TASK OBJECTIVE.
Report every line in the listing that contains the string "values".

RECORDS.
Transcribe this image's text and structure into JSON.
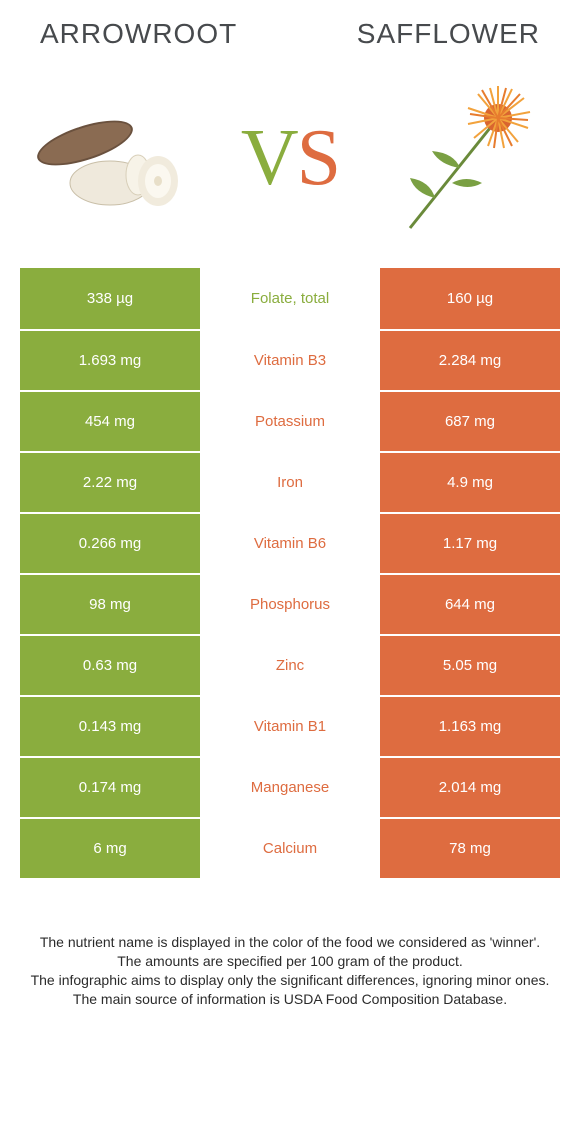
{
  "colors": {
    "left": "#8aad3e",
    "right": "#de6c40",
    "left_text": "#8aad3e",
    "right_text": "#de6c40"
  },
  "header": {
    "left_title": "Arrowroot",
    "right_title": "Safflower",
    "vs_v": "V",
    "vs_s": "S"
  },
  "rows": [
    {
      "left": "338 µg",
      "name": "Folate, total",
      "right": "160 µg",
      "winner": "left"
    },
    {
      "left": "1.693 mg",
      "name": "Vitamin B3",
      "right": "2.284 mg",
      "winner": "right"
    },
    {
      "left": "454 mg",
      "name": "Potassium",
      "right": "687 mg",
      "winner": "right"
    },
    {
      "left": "2.22 mg",
      "name": "Iron",
      "right": "4.9 mg",
      "winner": "right"
    },
    {
      "left": "0.266 mg",
      "name": "Vitamin B6",
      "right": "1.17 mg",
      "winner": "right"
    },
    {
      "left": "98 mg",
      "name": "Phosphorus",
      "right": "644 mg",
      "winner": "right"
    },
    {
      "left": "0.63 mg",
      "name": "Zinc",
      "right": "5.05 mg",
      "winner": "right"
    },
    {
      "left": "0.143 mg",
      "name": "Vitamin B1",
      "right": "1.163 mg",
      "winner": "right"
    },
    {
      "left": "0.174 mg",
      "name": "Manganese",
      "right": "2.014 mg",
      "winner": "right"
    },
    {
      "left": "6 mg",
      "name": "Calcium",
      "right": "78 mg",
      "winner": "right"
    }
  ],
  "footer": {
    "line1": "The nutrient name is displayed in the color of the food we considered as 'winner'.",
    "line2": "The amounts are specified per 100 gram of the product.",
    "line3": "The infographic aims to display only the significant differences, ignoring minor ones.",
    "line4": "The main source of information is USDA Food Composition Database."
  }
}
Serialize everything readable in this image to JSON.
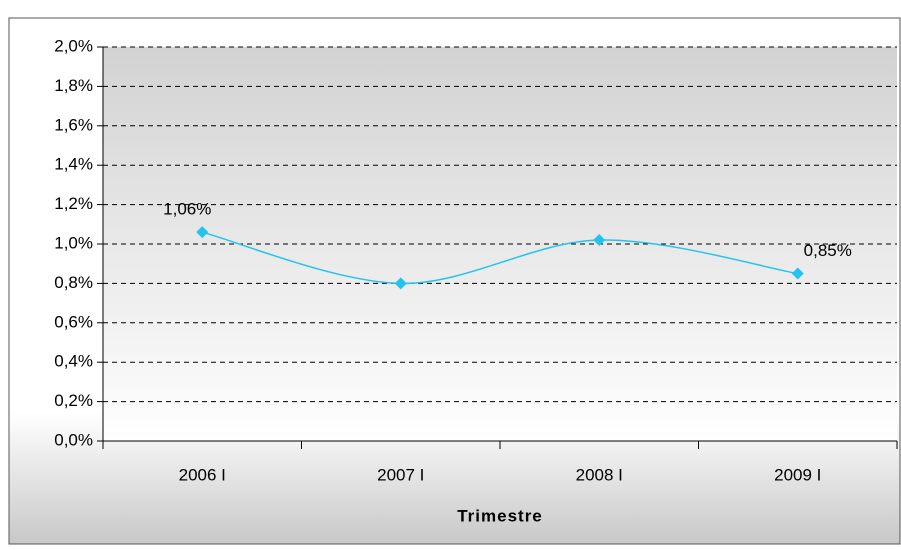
{
  "chart_data": {
    "type": "line",
    "x_label": "Trimestre",
    "categories": [
      "2006 I",
      "2007 I",
      "2008 I",
      "2009 I"
    ],
    "series": [
      {
        "color": "#22c4ee",
        "smooth": true,
        "values": [
          1.06,
          0.8,
          1.02,
          0.85
        ],
        "value_labels": [
          "1,06%",
          null,
          null,
          "0,85%"
        ]
      }
    ],
    "ylim": [
      0,
      2
    ],
    "yticks": [
      {
        "value": 0,
        "label": "0,0%"
      },
      {
        "value": 0.2,
        "label": "0,2%"
      },
      {
        "value": 0.4,
        "label": "0,4%"
      },
      {
        "value": 0.6,
        "label": "0,6%"
      },
      {
        "value": 0.8,
        "label": "0,8%"
      },
      {
        "value": 1.0,
        "label": "1,0%"
      },
      {
        "value": 1.2,
        "label": "1,2%"
      },
      {
        "value": 1.4,
        "label": "1,4%"
      },
      {
        "value": 1.6,
        "label": "1,6%"
      },
      {
        "value": 1.8,
        "label": "1,8%"
      },
      {
        "value": 2.0,
        "label": "2,0%"
      }
    ],
    "grid": true
  }
}
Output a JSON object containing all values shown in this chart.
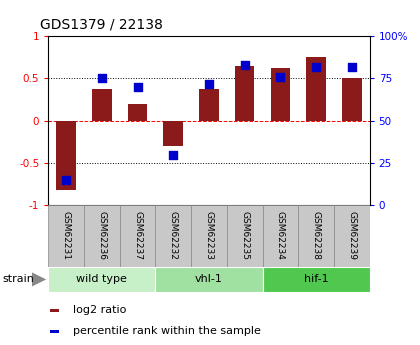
{
  "title": "GDS1379 / 22138",
  "samples": [
    "GSM62231",
    "GSM62236",
    "GSM62237",
    "GSM62232",
    "GSM62233",
    "GSM62235",
    "GSM62234",
    "GSM62238",
    "GSM62239"
  ],
  "log2_ratios": [
    -0.82,
    0.38,
    0.2,
    -0.3,
    0.38,
    0.65,
    0.62,
    0.76,
    0.5
  ],
  "percentile_ranks": [
    15,
    75,
    70,
    30,
    72,
    83,
    76,
    82,
    82
  ],
  "groups": [
    {
      "label": "wild type",
      "start": 0,
      "end": 3,
      "color": "#c8f0c8"
    },
    {
      "label": "vhl-1",
      "start": 3,
      "end": 6,
      "color": "#a0e0a0"
    },
    {
      "label": "hif-1",
      "start": 6,
      "end": 9,
      "color": "#50c850"
    }
  ],
  "bar_color": "#8B1A1A",
  "dot_color": "#0000CD",
  "ylim_left": [
    -1.0,
    1.0
  ],
  "ylim_right": [
    0,
    100
  ],
  "yticks_left": [
    -1.0,
    -0.5,
    0.0,
    0.5,
    1.0
  ],
  "ytick_labels_left": [
    "-1",
    "-0.5",
    "0",
    "0.5",
    "1"
  ],
  "yticks_right": [
    0,
    25,
    50,
    75,
    100
  ],
  "ytick_labels_right": [
    "0",
    "25",
    "50",
    "75",
    "100%"
  ],
  "hlines": [
    -0.5,
    0.0,
    0.5
  ],
  "legend_log2": "log2 ratio",
  "legend_pct": "percentile rank within the sample",
  "strain_label": "strain",
  "bar_width": 0.55,
  "bg_color": "#ffffff",
  "sample_box_color": "#c8c8c8",
  "sample_box_edge": "#888888"
}
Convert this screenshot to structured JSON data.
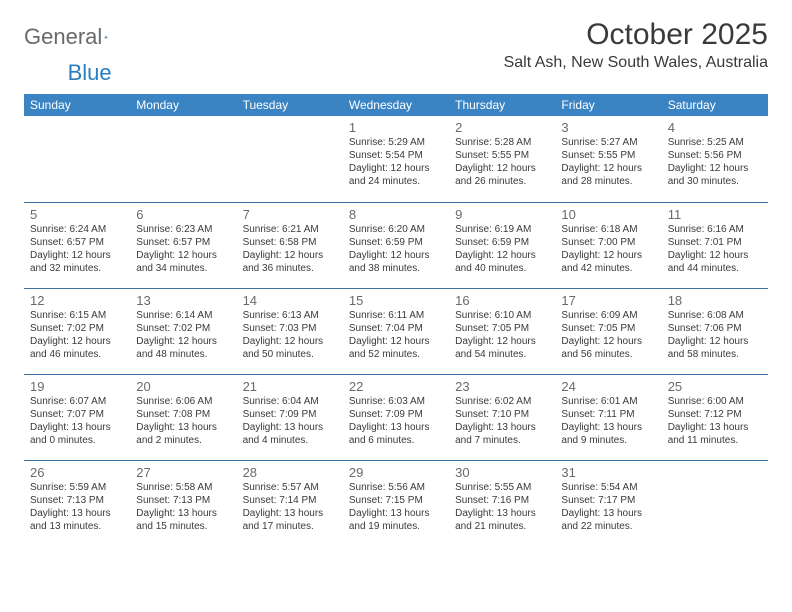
{
  "logo": {
    "general": "General",
    "blue": "Blue"
  },
  "title": "October 2025",
  "location": "Salt Ash, New South Wales, Australia",
  "colors": {
    "header_bg": "#3b84c4",
    "header_text": "#ffffff",
    "rule": "#3b6fa0",
    "daynum": "#6a6a6a",
    "body_text": "#3a3a3a",
    "logo_gray": "#6a6a6a",
    "logo_blue": "#2b7fbf"
  },
  "weekdays": [
    "Sunday",
    "Monday",
    "Tuesday",
    "Wednesday",
    "Thursday",
    "Friday",
    "Saturday"
  ],
  "weeks": [
    [
      null,
      null,
      null,
      {
        "d": "1",
        "sr": "5:29 AM",
        "ss": "5:54 PM",
        "dl": "12 hours and 24 minutes."
      },
      {
        "d": "2",
        "sr": "5:28 AM",
        "ss": "5:55 PM",
        "dl": "12 hours and 26 minutes."
      },
      {
        "d": "3",
        "sr": "5:27 AM",
        "ss": "5:55 PM",
        "dl": "12 hours and 28 minutes."
      },
      {
        "d": "4",
        "sr": "5:25 AM",
        "ss": "5:56 PM",
        "dl": "12 hours and 30 minutes."
      }
    ],
    [
      {
        "d": "5",
        "sr": "6:24 AM",
        "ss": "6:57 PM",
        "dl": "12 hours and 32 minutes."
      },
      {
        "d": "6",
        "sr": "6:23 AM",
        "ss": "6:57 PM",
        "dl": "12 hours and 34 minutes."
      },
      {
        "d": "7",
        "sr": "6:21 AM",
        "ss": "6:58 PM",
        "dl": "12 hours and 36 minutes."
      },
      {
        "d": "8",
        "sr": "6:20 AM",
        "ss": "6:59 PM",
        "dl": "12 hours and 38 minutes."
      },
      {
        "d": "9",
        "sr": "6:19 AM",
        "ss": "6:59 PM",
        "dl": "12 hours and 40 minutes."
      },
      {
        "d": "10",
        "sr": "6:18 AM",
        "ss": "7:00 PM",
        "dl": "12 hours and 42 minutes."
      },
      {
        "d": "11",
        "sr": "6:16 AM",
        "ss": "7:01 PM",
        "dl": "12 hours and 44 minutes."
      }
    ],
    [
      {
        "d": "12",
        "sr": "6:15 AM",
        "ss": "7:02 PM",
        "dl": "12 hours and 46 minutes."
      },
      {
        "d": "13",
        "sr": "6:14 AM",
        "ss": "7:02 PM",
        "dl": "12 hours and 48 minutes."
      },
      {
        "d": "14",
        "sr": "6:13 AM",
        "ss": "7:03 PM",
        "dl": "12 hours and 50 minutes."
      },
      {
        "d": "15",
        "sr": "6:11 AM",
        "ss": "7:04 PM",
        "dl": "12 hours and 52 minutes."
      },
      {
        "d": "16",
        "sr": "6:10 AM",
        "ss": "7:05 PM",
        "dl": "12 hours and 54 minutes."
      },
      {
        "d": "17",
        "sr": "6:09 AM",
        "ss": "7:05 PM",
        "dl": "12 hours and 56 minutes."
      },
      {
        "d": "18",
        "sr": "6:08 AM",
        "ss": "7:06 PM",
        "dl": "12 hours and 58 minutes."
      }
    ],
    [
      {
        "d": "19",
        "sr": "6:07 AM",
        "ss": "7:07 PM",
        "dl": "13 hours and 0 minutes."
      },
      {
        "d": "20",
        "sr": "6:06 AM",
        "ss": "7:08 PM",
        "dl": "13 hours and 2 minutes."
      },
      {
        "d": "21",
        "sr": "6:04 AM",
        "ss": "7:09 PM",
        "dl": "13 hours and 4 minutes."
      },
      {
        "d": "22",
        "sr": "6:03 AM",
        "ss": "7:09 PM",
        "dl": "13 hours and 6 minutes."
      },
      {
        "d": "23",
        "sr": "6:02 AM",
        "ss": "7:10 PM",
        "dl": "13 hours and 7 minutes."
      },
      {
        "d": "24",
        "sr": "6:01 AM",
        "ss": "7:11 PM",
        "dl": "13 hours and 9 minutes."
      },
      {
        "d": "25",
        "sr": "6:00 AM",
        "ss": "7:12 PM",
        "dl": "13 hours and 11 minutes."
      }
    ],
    [
      {
        "d": "26",
        "sr": "5:59 AM",
        "ss": "7:13 PM",
        "dl": "13 hours and 13 minutes."
      },
      {
        "d": "27",
        "sr": "5:58 AM",
        "ss": "7:13 PM",
        "dl": "13 hours and 15 minutes."
      },
      {
        "d": "28",
        "sr": "5:57 AM",
        "ss": "7:14 PM",
        "dl": "13 hours and 17 minutes."
      },
      {
        "d": "29",
        "sr": "5:56 AM",
        "ss": "7:15 PM",
        "dl": "13 hours and 19 minutes."
      },
      {
        "d": "30",
        "sr": "5:55 AM",
        "ss": "7:16 PM",
        "dl": "13 hours and 21 minutes."
      },
      {
        "d": "31",
        "sr": "5:54 AM",
        "ss": "7:17 PM",
        "dl": "13 hours and 22 minutes."
      },
      null
    ]
  ]
}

EXERCISE RESPONSE.
        "values": [
Output a JSON object containing all values shown in this chart.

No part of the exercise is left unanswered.